WHAT YOU HAVE TO DO – Establish how many lines in the material include the string "JSON" and report it as a lone number.

Figure record extracts:

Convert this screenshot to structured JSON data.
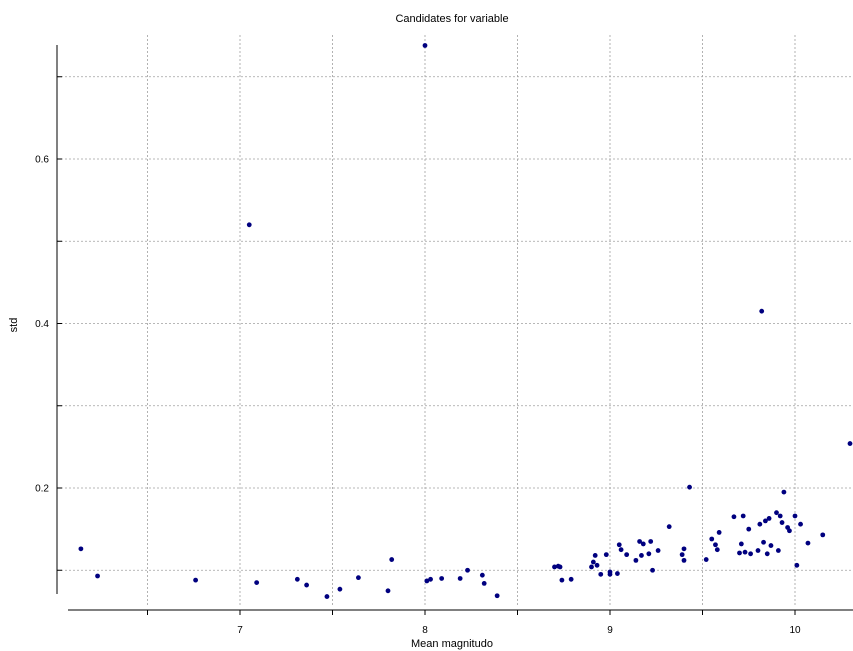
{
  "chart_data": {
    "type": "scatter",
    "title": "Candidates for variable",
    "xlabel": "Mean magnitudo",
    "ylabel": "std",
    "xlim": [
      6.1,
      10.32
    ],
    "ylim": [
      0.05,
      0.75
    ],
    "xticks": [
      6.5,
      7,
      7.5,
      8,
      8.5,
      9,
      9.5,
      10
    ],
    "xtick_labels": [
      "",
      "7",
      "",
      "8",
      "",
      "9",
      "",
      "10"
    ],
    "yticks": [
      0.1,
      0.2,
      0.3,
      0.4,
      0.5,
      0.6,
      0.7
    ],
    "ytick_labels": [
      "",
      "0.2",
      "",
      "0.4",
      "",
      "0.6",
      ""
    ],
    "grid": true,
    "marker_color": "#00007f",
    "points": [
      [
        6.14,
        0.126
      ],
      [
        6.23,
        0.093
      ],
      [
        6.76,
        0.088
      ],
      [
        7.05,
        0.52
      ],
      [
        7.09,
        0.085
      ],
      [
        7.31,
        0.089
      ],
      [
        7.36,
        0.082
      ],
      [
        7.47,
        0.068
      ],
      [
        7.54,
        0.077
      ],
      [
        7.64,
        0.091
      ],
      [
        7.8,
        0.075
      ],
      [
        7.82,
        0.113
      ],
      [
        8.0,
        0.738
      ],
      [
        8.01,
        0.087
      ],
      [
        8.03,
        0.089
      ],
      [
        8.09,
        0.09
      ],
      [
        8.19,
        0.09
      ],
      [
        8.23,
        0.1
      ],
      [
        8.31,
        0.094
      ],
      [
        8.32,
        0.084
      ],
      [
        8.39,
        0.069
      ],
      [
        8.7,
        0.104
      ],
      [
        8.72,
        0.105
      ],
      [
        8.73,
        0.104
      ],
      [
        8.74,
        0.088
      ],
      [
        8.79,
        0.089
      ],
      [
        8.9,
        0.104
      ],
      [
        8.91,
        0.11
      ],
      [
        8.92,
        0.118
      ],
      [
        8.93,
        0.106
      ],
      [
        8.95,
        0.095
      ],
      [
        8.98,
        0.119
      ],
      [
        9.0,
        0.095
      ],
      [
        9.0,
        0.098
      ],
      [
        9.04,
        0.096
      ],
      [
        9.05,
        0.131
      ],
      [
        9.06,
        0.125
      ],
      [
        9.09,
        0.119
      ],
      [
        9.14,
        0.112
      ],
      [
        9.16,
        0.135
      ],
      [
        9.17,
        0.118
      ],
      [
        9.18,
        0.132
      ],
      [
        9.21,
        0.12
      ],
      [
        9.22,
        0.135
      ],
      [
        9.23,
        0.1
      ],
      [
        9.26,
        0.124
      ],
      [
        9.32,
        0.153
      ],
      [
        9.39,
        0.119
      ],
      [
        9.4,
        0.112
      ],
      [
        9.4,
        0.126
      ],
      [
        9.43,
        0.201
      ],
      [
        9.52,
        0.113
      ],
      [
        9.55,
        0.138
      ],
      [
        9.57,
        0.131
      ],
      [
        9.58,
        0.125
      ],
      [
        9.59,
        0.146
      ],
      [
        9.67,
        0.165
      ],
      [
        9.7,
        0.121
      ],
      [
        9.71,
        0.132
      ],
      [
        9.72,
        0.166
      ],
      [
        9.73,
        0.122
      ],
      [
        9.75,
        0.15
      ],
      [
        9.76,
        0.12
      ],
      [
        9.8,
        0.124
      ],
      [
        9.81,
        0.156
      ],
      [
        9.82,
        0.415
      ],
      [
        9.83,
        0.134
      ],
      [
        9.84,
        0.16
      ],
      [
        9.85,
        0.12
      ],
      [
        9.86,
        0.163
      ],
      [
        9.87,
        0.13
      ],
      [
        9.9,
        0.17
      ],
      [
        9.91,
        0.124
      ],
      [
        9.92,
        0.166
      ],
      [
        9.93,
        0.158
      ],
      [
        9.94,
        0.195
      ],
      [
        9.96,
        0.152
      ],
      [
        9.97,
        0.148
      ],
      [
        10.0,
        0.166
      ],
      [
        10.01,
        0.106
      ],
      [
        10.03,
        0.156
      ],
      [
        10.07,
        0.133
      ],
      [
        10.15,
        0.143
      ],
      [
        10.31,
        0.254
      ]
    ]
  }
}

==

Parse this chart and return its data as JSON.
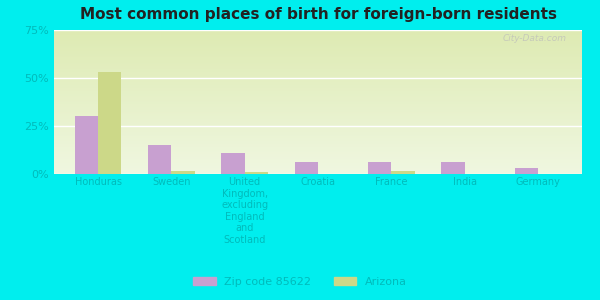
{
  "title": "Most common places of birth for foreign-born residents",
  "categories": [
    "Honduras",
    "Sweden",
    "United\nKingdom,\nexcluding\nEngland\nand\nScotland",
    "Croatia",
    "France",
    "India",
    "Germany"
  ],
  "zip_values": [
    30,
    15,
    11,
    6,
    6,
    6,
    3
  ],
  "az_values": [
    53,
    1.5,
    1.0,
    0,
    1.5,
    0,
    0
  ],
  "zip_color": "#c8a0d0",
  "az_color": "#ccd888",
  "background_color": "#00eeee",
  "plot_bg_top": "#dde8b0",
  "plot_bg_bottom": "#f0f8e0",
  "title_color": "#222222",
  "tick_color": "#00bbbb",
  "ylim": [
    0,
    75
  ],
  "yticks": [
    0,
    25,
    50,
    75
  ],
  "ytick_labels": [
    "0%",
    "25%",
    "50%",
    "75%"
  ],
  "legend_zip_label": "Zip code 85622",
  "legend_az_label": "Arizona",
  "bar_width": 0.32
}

SOLUTION BELOW – 2